» **SET PROBLEM**: Repeat each record below exactly as given.

» **EXTRACTED ENTRIES**:
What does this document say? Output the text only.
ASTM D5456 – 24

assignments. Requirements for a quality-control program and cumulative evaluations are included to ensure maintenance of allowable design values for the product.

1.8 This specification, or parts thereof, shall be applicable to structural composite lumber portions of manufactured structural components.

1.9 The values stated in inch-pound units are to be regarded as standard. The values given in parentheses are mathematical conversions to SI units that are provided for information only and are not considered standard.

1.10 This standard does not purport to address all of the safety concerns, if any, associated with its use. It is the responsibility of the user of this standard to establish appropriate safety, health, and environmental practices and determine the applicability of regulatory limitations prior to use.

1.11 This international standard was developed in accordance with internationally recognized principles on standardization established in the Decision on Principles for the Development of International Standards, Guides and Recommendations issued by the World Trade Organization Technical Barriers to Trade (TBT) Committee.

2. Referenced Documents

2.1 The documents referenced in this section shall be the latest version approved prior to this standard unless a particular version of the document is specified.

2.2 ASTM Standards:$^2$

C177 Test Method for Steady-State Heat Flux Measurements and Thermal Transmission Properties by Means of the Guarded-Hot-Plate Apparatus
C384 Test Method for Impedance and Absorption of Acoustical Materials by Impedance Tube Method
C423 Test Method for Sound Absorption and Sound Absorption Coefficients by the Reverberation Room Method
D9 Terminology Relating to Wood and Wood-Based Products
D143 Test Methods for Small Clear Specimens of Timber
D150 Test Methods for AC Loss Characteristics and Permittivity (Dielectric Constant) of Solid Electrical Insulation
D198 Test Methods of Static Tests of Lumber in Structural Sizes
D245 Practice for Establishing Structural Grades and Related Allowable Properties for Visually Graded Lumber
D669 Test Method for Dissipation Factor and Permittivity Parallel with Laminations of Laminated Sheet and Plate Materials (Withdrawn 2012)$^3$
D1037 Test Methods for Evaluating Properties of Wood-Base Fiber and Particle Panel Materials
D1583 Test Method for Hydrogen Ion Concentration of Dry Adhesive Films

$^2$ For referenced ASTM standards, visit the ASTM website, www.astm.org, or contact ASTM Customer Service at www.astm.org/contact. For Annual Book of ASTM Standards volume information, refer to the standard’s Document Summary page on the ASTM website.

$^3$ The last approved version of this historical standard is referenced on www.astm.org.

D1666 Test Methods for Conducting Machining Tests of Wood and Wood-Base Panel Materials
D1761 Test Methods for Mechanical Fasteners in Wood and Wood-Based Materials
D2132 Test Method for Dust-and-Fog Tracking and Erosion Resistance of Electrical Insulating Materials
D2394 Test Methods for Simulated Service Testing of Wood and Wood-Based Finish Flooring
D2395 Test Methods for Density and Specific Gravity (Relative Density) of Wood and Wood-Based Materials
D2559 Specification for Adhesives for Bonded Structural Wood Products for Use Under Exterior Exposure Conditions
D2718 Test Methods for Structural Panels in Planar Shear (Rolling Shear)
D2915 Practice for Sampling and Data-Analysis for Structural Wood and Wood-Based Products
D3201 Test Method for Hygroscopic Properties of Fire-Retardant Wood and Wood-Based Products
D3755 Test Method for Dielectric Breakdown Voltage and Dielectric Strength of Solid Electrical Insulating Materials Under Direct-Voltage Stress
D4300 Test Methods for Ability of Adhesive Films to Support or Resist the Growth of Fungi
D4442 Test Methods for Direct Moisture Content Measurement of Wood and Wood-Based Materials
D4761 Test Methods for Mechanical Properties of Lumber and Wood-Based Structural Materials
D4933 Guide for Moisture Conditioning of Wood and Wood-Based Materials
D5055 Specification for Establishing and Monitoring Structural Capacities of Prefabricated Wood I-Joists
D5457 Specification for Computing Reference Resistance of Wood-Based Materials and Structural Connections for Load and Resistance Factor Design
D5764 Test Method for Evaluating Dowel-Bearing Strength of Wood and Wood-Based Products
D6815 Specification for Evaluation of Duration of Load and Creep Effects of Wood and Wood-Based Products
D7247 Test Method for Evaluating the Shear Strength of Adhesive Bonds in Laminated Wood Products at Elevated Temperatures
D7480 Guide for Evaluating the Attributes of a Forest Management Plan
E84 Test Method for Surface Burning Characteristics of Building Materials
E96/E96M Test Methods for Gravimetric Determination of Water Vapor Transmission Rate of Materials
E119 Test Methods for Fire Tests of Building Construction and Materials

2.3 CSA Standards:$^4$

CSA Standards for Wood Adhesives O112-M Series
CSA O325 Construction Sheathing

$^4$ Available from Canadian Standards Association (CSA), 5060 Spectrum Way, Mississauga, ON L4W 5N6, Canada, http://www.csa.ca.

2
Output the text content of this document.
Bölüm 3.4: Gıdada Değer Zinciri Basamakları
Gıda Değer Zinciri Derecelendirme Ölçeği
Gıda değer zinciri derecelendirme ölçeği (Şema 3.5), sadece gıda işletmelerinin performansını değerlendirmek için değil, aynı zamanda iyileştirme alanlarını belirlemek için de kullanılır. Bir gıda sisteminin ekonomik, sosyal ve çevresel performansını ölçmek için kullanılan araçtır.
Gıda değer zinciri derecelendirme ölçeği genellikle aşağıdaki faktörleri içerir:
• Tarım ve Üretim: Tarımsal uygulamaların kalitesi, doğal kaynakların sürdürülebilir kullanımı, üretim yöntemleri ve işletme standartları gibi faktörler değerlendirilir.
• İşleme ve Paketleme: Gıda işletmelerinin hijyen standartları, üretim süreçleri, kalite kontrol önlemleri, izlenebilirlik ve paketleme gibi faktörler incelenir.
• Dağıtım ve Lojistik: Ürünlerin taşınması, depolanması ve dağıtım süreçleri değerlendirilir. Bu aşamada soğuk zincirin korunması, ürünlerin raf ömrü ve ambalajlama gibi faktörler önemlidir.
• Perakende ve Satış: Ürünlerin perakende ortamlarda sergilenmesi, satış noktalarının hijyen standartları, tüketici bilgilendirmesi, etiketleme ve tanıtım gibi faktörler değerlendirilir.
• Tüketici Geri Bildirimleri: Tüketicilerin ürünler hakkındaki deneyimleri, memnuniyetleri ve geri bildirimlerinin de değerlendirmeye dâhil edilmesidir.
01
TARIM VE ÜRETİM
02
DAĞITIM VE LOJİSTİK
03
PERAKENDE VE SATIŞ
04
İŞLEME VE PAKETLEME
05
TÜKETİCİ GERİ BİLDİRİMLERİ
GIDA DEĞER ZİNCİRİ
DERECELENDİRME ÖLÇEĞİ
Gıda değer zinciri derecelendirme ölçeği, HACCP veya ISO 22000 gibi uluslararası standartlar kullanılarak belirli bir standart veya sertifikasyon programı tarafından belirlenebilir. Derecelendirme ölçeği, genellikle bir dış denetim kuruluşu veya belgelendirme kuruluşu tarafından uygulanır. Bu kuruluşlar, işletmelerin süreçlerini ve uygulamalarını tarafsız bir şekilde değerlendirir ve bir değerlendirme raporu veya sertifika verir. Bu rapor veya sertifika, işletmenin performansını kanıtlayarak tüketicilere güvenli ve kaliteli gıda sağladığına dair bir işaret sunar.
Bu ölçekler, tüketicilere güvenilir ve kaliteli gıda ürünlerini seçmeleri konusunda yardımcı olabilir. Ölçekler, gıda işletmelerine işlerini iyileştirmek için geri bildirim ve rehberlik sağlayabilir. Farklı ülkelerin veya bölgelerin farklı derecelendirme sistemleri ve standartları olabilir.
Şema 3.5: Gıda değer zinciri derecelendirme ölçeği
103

» **TASK OUTPUT**:
What does this document say? Output the text only.
ASTM D5456 – 24

assignments. Requirements for a quality-control program and cumulative evaluations are included to ensure maintenance of allowable design values for the product.

1.8 This specification, or parts thereof, shall be applicable to structural composite lumber portions of manufactured structural components.

1.9 The values stated in inch-pound units are to be regarded as standard. The values given in parentheses are mathematical conversions to SI units that are provided for information only and are not considered standard.

1.10 This standard does not purport to address all of the safety concerns, if any, associated with its use. It is the responsibility of the user of this standard to establish appropriate safety, health, and environmental practices and determine the applicability of regulatory limitations prior to use.

1.11 This international standard was developed in accordance with internationally recognized principles on standardization established in the Decision on Principles for the Development of International Standards, Guides and Recommendations issued by the World Trade Organization Technical Barriers to Trade (TBT) Committee.

2. Referenced Documents

2.1 The documents referenced in this section shall be the latest version approved prior to this standard unless a particular version of the document is specified.

2.2 ASTM Standards:$^2$

C177 Test Method for Steady-State Heat Flux Measurements and Thermal Transmission Properties by Means of the Guarded-Hot-Plate Apparatus
C384 Test Method for Impedance and Absorption of Acoustical Materials by Impedance Tube Method
C423 Test Method for Sound Absorption and Sound Absorption Coefficients by the Reverberation Room Method
D9 Terminology Relating to Wood and Wood-Based Products
D143 Test Methods for Small Clear Specimens of Timber
D150 Test Methods for AC Loss Characteristics and Permittivity (Dielectric Constant) of Solid Electrical Insulation
D198 Test Methods of Static Tests of Lumber in Structural Sizes
D245 Practice for Establishing Structural Grades and Related Allowable Properties for Visually Graded Lumber
D669 Test Method for Dissipation Factor and Permittivity Parallel with Laminations of Laminated Sheet and Plate Materials (Withdrawn 2012)$^3$
D1037 Test Methods for Evaluating Properties of Wood-Base Fiber and Particle Panel Materials
D1583 Test Method for Hydrogen Ion Concentration of Dry Adhesive Films

$^2$ For referenced ASTM standards, visit the ASTM website, www.astm.org, or contact ASTM Customer Service at www.astm.org/contact. For Annual Book of ASTM Standards volume information, refer to the standard’s Document Summary page on the ASTM website.

$^3$ The last approved version of this historical standard is referenced on www.astm.org.

D1666 Test Methods for Conducting Machining Tests of Wood and Wood-Base Panel Materials
D1761 Test Methods for Mechanical Fasteners in Wood and Wood-Based Materials
D2132 Test Method for Dust-and-Fog Tracking and Erosion Resistance of Electrical Insulating Materials
D2394 Test Methods for Simulated Service Testing of Wood and Wood-Based Finish Flooring
D2395 Test Methods for Density and Specific Gravity (Relative Density) of Wood and Wood-Based Materials
D2559 Specification for Adhesives for Bonded Structural Wood Products for Use Under Exterior Exposure Conditions
D2718 Test Methods for Structural Panels in Planar Shear (Rolling Shear)
D2915 Practice for Sampling and Data-Analysis for Structural Wood and Wood-Based Products
D3201 Test Method for Hygroscopic Properties of Fire-Retardant Wood and Wood-Based Products
D3755 Test Method for Dielectric Breakdown Voltage and Dielectric Strength of Solid Electrical Insulating Materials Under Direct-Voltage Stress
D4300 Test Methods for Ability of Adhesive Films to Support or Resist the Growth of Fungi
D4442 Test Methods for Direct Moisture Content Measurement of Wood and Wood-Based Materials
D4761 Test Methods for Mechanical Properties of Lumber and Wood-Based Structural Materials
D4933 Guide for Moisture Conditioning of Wood and Wood-Based Materials
D5055 Specification for Establishing and Monitoring Structural Capacities of Prefabricated Wood I-Joists
D5457 Specification for Computing Reference Resistance of Wood-Based Materials and Structural Connections for Load and Resistance Factor Design
D5764 Test Method for Evaluating Dowel-Bearing Strength of Wood and Wood-Based Products
D6815 Specification for Evaluation of Duration of Load and Creep Effects of Wood and Wood-Based Products
D7247 Test Method for Evaluating the Shear Strength of Adhesive Bonds in Laminated Wood Products at Elevated Temperatures
D7480 Guide for Evaluating the Attributes of a Forest Management Plan
E84 Test Method for Surface Burning Characteristics of Building Materials
E96/E96M Test Methods for Gravimetric Determination of Water Vapor Transmission Rate of Materials
E119 Test Methods for Fire Tests of Building Construction and Materials

2.3 CSA Standards:$^4$

CSA Standards for Wood Adhesives O112-M Series
CSA O325 Construction Sheathing

$^4$ Available from Canadian Standards Association (CSA), 5060 Spectrum Way, Mississauga, ON L4W 5N6, Canada, http://www.csa.ca.

2
Output the text content of this document.
Bölüm 3.4: Gıdada Değer Zinciri Basamakları
Gıda Değer Zinciri Derecelendirme Ölçeği
Gıda değer zinciri derecelendirme ölçeği (Şema 3.5), sadece gıda işletmelerinin performansını değerlendirmek için değil, aynı zamanda iyileştirme alanlarını belirlemek için de kullanılır. Bir gıda sisteminin ekonomik, sosyal ve çevresel performansını ölçmek için kullanılan araçtır.
Gıda değer zinciri derecelendirme ölçeği genellikle aşağıdaki faktörleri içerir:
• Tarım ve Üretim: Tarımsal uygulamaların kalitesi, doğal kaynakların sürdürülebilir kullanımı, üretim yöntemleri ve işletme standartları gibi faktörler değerlendirilir.
• İşleme ve Paketleme: Gıda işletmelerinin hijyen standartları, üretim süreçleri, kalite kontrol önlemleri, izlenebilirlik ve paketleme gibi faktörler incelenir.
• Dağıtım ve Lojistik: Ürünlerin taşınması, depolanması ve dağıtım süreçleri değerlendirilir. Bu aşamada soğuk zincirin korunması, ürünlerin raf ömrü ve ambalajlama gibi faktörler önemlidir.
• Perakende ve Satış: Ürünlerin perakende ortamlarda sergilenmesi, satış noktalarının hijyen standartları, tüketici bilgilendirmesi, etiketleme ve tanıtım gibi faktörler değerlendirilir.
• Tüketici Geri Bildirimleri: Tüketicilerin ürünler hakkındaki deneyimleri, memnuniyetleri ve geri bildirimlerinin de değerlendirmeye dâhil edilmesidir.
01
TARIM VE ÜRETİM
02
DAĞITIM VE LOJİSTİK
03
PERAKENDE VE SATIŞ
04
İŞLEME VE PAKETLEME
05
TÜKETİCİ GERİ BİLDİRİMLERİ
GIDA DEĞER ZİNCİRİ
DERECELENDİRME ÖLÇEĞİ
Gıda değer zinciri derecelendirme ölçeği, HACCP veya ISO 22000 gibi uluslararası standartlar kullanılarak belirli bir standart veya sertifikasyon programı tarafından belirlenebilir. Derecelendirme ölçeği, genellikle bir dış denetim kuruluşu veya belgelendirme kuruluşu tarafından uygulanır. Bu kuruluşlar, işletmelerin süreçlerini ve uygulamalarını tarafsız bir şekilde değerlendirir ve bir değerlendirme raporu veya sertifika verir. Bu rapor veya sertifika, işletmenin performansını kanıtlayarak tüketicilere güvenli ve kaliteli gıda sağladığına dair bir işaret sunar.
Bu ölçekler, tüketicilere güvenilir ve kaliteli gıda ürünlerini seçmeleri konusunda yardımcı olabilir. Ölçekler, gıda işletmelerine işlerini iyileştirmek için geri bildirim ve rehberlik sağlayabilir. Farklı ülkelerin veya bölgelerin farklı derecelendirme sistemleri ve standartları olabilir.
Şema 3.5: Gıda değer zinciri derecelendirme ölçeği
103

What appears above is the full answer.